- Set task: Reproduce the rows below, replacing "y-tick-label" with "y-axis-tick-label" wherever it occurs and leaving everything else unchanged.

- Material for this exercise:
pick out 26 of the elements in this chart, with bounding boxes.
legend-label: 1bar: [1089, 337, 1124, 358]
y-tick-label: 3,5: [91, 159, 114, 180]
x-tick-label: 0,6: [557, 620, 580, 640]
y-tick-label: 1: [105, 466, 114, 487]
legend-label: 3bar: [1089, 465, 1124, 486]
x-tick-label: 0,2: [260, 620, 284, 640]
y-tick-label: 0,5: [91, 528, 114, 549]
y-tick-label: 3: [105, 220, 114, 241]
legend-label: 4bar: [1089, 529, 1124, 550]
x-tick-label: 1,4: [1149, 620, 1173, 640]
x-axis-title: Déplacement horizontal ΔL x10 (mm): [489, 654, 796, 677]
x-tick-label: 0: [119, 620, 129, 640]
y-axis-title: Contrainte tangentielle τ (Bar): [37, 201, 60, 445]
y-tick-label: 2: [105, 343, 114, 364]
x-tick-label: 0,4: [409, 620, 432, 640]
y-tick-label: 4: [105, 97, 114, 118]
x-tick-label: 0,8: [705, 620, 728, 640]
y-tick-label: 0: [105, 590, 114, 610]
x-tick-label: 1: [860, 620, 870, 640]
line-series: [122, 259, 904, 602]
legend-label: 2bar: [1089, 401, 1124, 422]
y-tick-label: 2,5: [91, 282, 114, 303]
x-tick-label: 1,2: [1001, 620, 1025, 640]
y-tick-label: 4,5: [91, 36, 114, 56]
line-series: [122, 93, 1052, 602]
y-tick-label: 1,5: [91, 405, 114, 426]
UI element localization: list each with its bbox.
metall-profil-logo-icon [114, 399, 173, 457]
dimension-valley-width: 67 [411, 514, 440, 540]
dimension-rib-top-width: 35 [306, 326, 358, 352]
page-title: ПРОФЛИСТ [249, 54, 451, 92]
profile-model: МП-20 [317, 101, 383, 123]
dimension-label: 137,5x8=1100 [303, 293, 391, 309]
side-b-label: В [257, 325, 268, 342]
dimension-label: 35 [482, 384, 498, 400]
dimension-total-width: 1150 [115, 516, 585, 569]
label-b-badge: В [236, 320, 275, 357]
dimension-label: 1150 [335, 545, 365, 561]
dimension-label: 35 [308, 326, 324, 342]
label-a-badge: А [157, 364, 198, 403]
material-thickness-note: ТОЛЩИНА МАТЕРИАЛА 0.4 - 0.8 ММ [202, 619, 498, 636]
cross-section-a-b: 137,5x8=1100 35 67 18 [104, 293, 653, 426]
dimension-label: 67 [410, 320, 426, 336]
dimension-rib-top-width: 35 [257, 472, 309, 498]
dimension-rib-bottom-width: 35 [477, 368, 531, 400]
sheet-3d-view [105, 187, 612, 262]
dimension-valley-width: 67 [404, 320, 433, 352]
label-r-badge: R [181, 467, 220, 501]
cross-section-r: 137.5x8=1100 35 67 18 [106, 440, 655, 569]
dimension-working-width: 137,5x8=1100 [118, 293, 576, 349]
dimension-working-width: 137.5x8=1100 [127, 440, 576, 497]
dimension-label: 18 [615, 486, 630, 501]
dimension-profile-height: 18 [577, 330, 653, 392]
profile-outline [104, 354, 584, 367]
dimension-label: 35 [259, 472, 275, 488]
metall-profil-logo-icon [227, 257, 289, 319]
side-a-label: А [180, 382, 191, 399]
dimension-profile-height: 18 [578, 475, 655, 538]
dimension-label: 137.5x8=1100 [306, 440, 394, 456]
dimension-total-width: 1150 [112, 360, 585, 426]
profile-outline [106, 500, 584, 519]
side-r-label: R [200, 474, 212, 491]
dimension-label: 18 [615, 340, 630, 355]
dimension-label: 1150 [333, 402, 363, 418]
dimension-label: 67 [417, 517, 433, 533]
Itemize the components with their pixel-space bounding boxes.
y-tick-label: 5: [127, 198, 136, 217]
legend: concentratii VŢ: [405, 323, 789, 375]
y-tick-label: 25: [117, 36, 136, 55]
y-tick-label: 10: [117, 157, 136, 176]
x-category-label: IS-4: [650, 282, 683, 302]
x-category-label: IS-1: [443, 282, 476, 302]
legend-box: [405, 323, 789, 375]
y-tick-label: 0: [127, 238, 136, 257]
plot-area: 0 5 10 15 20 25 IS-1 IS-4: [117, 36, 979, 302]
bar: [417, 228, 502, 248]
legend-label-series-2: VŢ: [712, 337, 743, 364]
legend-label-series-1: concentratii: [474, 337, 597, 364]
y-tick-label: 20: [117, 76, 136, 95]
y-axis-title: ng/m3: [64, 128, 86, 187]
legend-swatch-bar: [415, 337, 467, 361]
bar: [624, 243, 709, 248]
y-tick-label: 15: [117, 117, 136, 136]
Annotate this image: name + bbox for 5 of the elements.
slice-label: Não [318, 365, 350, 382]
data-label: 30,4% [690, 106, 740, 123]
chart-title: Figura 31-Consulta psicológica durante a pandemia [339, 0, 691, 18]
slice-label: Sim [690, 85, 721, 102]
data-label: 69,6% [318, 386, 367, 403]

- Solution below:
pick out 26 of the elements in this chart, with bounding boxes.
legend-label: 1bar: [1089, 337, 1124, 358]
y-axis-tick-label: 3,5: [91, 159, 114, 180]
x-tick-label: 0,6: [557, 620, 580, 640]
y-axis-tick-label: 1: [105, 466, 114, 487]
legend-label: 3bar: [1089, 465, 1124, 486]
x-tick-label: 0,2: [260, 620, 284, 640]
y-axis-tick-label: 0,5: [91, 528, 114, 549]
y-axis-tick-label: 3: [105, 220, 114, 241]
legend-label: 4bar: [1089, 529, 1124, 550]
x-tick-label: 1,4: [1149, 620, 1173, 640]
x-axis-title: Déplacement horizontal ΔL x10 (mm): [489, 654, 796, 677]
x-tick-label: 0: [119, 620, 129, 640]
y-axis-title: Contrainte tangentielle τ (Bar): [37, 201, 60, 445]
y-axis-tick-label: 2: [105, 343, 114, 364]
x-tick-label: 0,4: [409, 620, 432, 640]
y-axis-tick-label: 4: [105, 97, 114, 118]
x-tick-label: 0,8: [705, 620, 728, 640]
y-axis-tick-label: 0: [105, 590, 114, 610]
x-tick-label: 1: [860, 620, 870, 640]
line-series: [122, 259, 904, 602]
legend-label: 2bar: [1089, 401, 1124, 422]
y-axis-tick-label: 2,5: [91, 282, 114, 303]
x-tick-label: 1,2: [1001, 620, 1025, 640]
y-axis-tick-label: 4,5: [91, 36, 114, 56]
line-series: [122, 93, 1052, 602]
y-axis-tick-label: 1,5: [91, 405, 114, 426]
UI element localization: list each with its bbox.
metall-profil-logo-icon [114, 399, 173, 457]
dimension-valley-width: 67 [411, 514, 440, 540]
dimension-rib-top-width: 35 [306, 326, 358, 352]
page-title: ПРОФЛИСТ [249, 54, 451, 92]
profile-model: МП-20 [317, 101, 383, 123]
dimension-label: 137,5x8=1100 [303, 293, 391, 309]
side-b-label: В [257, 325, 268, 342]
dimension-label: 35 [482, 384, 498, 400]
dimension-total-width: 1150 [115, 516, 585, 569]
label-b-badge: В [236, 320, 275, 357]
dimension-label: 1150 [335, 545, 365, 561]
dimension-label: 35 [308, 326, 324, 342]
label-a-badge: А [157, 364, 198, 403]
material-thickness-note: ТОЛЩИНА МАТЕРИАЛА 0.4 - 0.8 ММ [202, 619, 498, 636]
cross-section-a-b: 137,5x8=1100 35 67 18 [104, 293, 653, 426]
dimension-label: 67 [410, 320, 426, 336]
dimension-rib-top-width: 35 [257, 472, 309, 498]
dimension-rib-bottom-width: 35 [477, 368, 531, 400]
sheet-3d-view [105, 187, 612, 262]
dimension-valley-width: 67 [404, 320, 433, 352]
label-r-badge: R [181, 467, 220, 501]
cross-section-r: 137.5x8=1100 35 67 18 [106, 440, 655, 569]
dimension-working-width: 137,5x8=1100 [118, 293, 576, 349]
dimension-working-width: 137.5x8=1100 [127, 440, 576, 497]
dimension-label: 18 [615, 486, 630, 501]
dimension-profile-height: 18 [577, 330, 653, 392]
profile-outline [104, 354, 584, 367]
dimension-label: 35 [259, 472, 275, 488]
metall-profil-logo-icon [227, 257, 289, 319]
side-a-label: А [180, 382, 191, 399]
dimension-profile-height: 18 [578, 475, 655, 538]
dimension-label: 137.5x8=1100 [306, 440, 394, 456]
dimension-total-width: 1150 [112, 360, 585, 426]
profile-outline [106, 500, 584, 519]
side-r-label: R [200, 474, 212, 491]
dimension-label: 18 [615, 340, 630, 355]
dimension-label: 1150 [333, 402, 363, 418]
dimension-label: 67 [417, 517, 433, 533]
Itemize the components with their pixel-space bounding boxes.
y-axis-tick-label: 5: [127, 198, 136, 217]
legend: concentratii VŢ: [405, 323, 789, 375]
y-axis-tick-label: 25: [117, 36, 136, 55]
y-axis-tick-label: 10: [117, 157, 136, 176]
x-category-label: IS-4: [650, 282, 683, 302]
x-category-label: IS-1: [443, 282, 476, 302]
legend-box: [405, 323, 789, 375]
y-axis-tick-label: 0: [127, 238, 136, 257]
plot-area: 0 5 10 15 20 25 IS-1 IS-4: [117, 36, 979, 302]
bar: [417, 228, 502, 248]
legend-label-series-2: VŢ: [712, 337, 743, 364]
legend-label-series-1: concentratii: [474, 337, 597, 364]
y-axis-tick-label: 20: [117, 76, 136, 95]
y-axis-title: ng/m3: [64, 128, 86, 187]
legend-swatch-bar: [415, 337, 467, 361]
bar: [624, 243, 709, 248]
y-axis-tick-label: 15: [117, 117, 136, 136]
Annotate this image: name + bbox for 5 of the elements.
slice-label: Não [318, 365, 350, 382]
data-label: 30,4% [690, 106, 740, 123]
chart-title: Figura 31-Consulta psicológica durante a pandemia [339, 0, 691, 18]
slice-label: Sim [690, 85, 721, 102]
data-label: 69,6% [318, 386, 367, 403]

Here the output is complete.